> **Set problem**:
Quote the data below in full, please, without altering anything.

> **Extracted information**:
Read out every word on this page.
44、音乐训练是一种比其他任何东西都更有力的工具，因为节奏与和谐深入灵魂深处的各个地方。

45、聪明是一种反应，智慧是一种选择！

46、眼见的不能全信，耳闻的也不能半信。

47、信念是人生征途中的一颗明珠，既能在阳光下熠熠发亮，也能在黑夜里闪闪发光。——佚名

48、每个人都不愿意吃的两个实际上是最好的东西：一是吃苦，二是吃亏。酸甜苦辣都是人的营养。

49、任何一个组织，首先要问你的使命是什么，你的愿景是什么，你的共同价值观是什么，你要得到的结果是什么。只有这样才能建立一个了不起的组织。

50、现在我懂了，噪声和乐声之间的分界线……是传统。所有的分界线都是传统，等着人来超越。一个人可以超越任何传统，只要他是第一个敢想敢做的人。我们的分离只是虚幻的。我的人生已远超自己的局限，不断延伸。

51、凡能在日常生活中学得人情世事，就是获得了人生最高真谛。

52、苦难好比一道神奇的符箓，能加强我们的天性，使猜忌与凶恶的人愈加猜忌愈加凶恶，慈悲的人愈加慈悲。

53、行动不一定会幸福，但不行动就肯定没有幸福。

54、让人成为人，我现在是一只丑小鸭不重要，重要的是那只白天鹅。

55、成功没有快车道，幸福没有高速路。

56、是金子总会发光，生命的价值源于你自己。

> **Exercise result**:
Read out every word on this page.
44、音乐训练是一种比其他任何东西都更有力的工具，因为节奏与和谐深入灵魂深处的各个地方。

45、聪明是一种反应，智慧是一种选择！

46、眼见的不能全信，耳闻的也不能半信。

47、信念是人生征途中的一颗明珠，既能在阳光下熠熠发亮，也能在黑夜里闪闪发光。——佚名

48、每个人都不愿意吃的两个实际上是最好的东西：一是吃苦，二是吃亏。酸甜苦辣都是人的营养。

49、任何一个组织，首先要问你的使命是什么，你的愿景是什么，你的共同价值观是什么，你要得到的结果是什么。只有这样才能建立一个了不起的组织。

50、现在我懂了，噪声和乐声之间的分界线……是传统。所有的分界线都是传统，等着人来超越。一个人可以超越任何传统，只要他是第一个敢想敢做的人。我们的分离只是虚幻的。我的人生已远超自己的局限，不断延伸。

51、凡能在日常生活中学得人情世事，就是获得了人生最高真谛。

52、苦难好比一道神奇的符箓，能加强我们的天性，使猜忌与凶恶的人愈加猜忌愈加凶恶，慈悲的人愈加慈悲。

53、行动不一定会幸福，但不行动就肯定没有幸福。

54、让人成为人，我现在是一只丑小鸭不重要，重要的是那只白天鹅。

55、成功没有快车道，幸福没有高速路。

56、是金子总会发光，生命的价值源于你自己。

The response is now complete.